▶ Set problem
Here are some records; return them all exactly.

▶ Given data
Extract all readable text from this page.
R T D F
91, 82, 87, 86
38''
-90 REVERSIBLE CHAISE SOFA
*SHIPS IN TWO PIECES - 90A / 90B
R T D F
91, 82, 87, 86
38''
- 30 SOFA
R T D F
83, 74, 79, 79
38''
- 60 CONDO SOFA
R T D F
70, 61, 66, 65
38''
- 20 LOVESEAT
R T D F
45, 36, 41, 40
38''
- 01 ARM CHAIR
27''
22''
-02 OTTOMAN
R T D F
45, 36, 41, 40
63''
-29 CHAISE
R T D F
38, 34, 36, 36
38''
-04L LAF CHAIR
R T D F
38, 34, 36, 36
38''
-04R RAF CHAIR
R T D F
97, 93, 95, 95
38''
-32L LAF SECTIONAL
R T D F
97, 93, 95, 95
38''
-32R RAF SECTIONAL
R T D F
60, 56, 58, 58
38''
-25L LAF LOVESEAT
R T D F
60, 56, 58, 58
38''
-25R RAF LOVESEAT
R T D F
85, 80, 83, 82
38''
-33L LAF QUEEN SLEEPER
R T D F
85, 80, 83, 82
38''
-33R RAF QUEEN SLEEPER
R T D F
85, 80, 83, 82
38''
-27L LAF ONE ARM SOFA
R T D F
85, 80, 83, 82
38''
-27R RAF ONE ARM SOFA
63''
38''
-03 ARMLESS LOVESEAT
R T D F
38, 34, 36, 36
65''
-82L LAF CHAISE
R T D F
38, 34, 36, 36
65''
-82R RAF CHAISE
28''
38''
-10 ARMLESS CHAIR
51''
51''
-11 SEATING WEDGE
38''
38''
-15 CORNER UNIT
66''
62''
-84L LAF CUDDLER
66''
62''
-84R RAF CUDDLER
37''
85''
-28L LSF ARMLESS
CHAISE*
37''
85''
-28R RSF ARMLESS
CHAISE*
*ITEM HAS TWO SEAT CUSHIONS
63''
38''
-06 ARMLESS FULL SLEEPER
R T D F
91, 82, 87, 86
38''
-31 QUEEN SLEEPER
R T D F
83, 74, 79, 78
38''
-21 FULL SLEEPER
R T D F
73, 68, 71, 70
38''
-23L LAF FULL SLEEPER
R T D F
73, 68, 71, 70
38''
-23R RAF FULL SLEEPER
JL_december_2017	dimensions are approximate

▶ Result for this exercise
Extract all readable text from this page.
R T D F
91, 82, 87, 86
38''
-90 REVERSIBLE CHAISE SOFA
*SHIPS IN TWO PIECES - 90A / 90B
R T D F
91, 82, 87, 86
38''
- 30 SOFA
R T D F
83, 74, 79, 79
38''
- 60 CONDO SOFA
R T D F
70, 61, 66, 65
38''
- 20 LOVESEAT
R T D F
45, 36, 41, 40
38''
- 01 ARM CHAIR
27''
22''
-02 OTTOMAN
R T D F
45, 36, 41, 40
63''
-29 CHAISE
R T D F
38, 34, 36, 36
38''
-04L LAF CHAIR
R T D F
38, 34, 36, 36
38''
-04R RAF CHAIR
R T D F
97, 93, 95, 95
38''
-32L LAF SECTIONAL
R T D F
97, 93, 95, 95
38''
-32R RAF SECTIONAL
R T D F
60, 56, 58, 58
38''
-25L LAF LOVESEAT
R T D F
60, 56, 58, 58
38''
-25R RAF LOVESEAT
R T D F
85, 80, 83, 82
38''
-33L LAF QUEEN SLEEPER
R T D F
85, 80, 83, 82
38''
-33R RAF QUEEN SLEEPER
R T D F
85, 80, 83, 82
38''
-27L LAF ONE ARM SOFA
R T D F
85, 80, 83, 82
38''
-27R RAF ONE ARM SOFA
63''
38''
-03 ARMLESS LOVESEAT
R T D F
38, 34, 36, 36
65''
-82L LAF CHAISE
R T D F
38, 34, 36, 36
65''
-82R RAF CHAISE
28''
38''
-10 ARMLESS CHAIR
51''
51''
-11 SEATING WEDGE
38''
38''
-15 CORNER UNIT
66''
62''
-84L LAF CUDDLER
66''
62''
-84R RAF CUDDLER
37''
85''
-28L LSF ARMLESS
CHAISE*
37''
85''
-28R RSF ARMLESS
CHAISE*
*ITEM HAS TWO SEAT CUSHIONS
63''
38''
-06 ARMLESS FULL SLEEPER
R T D F
91, 82, 87, 86
38''
-31 QUEEN SLEEPER
R T D F
83, 74, 79, 78
38''
-21 FULL SLEEPER
R T D F
73, 68, 71, 70
38''
-23L LAF FULL SLEEPER
R T D F
73, 68, 71, 70
38''
-23R RAF FULL SLEEPER
JL_december_2017	dimensions are approximate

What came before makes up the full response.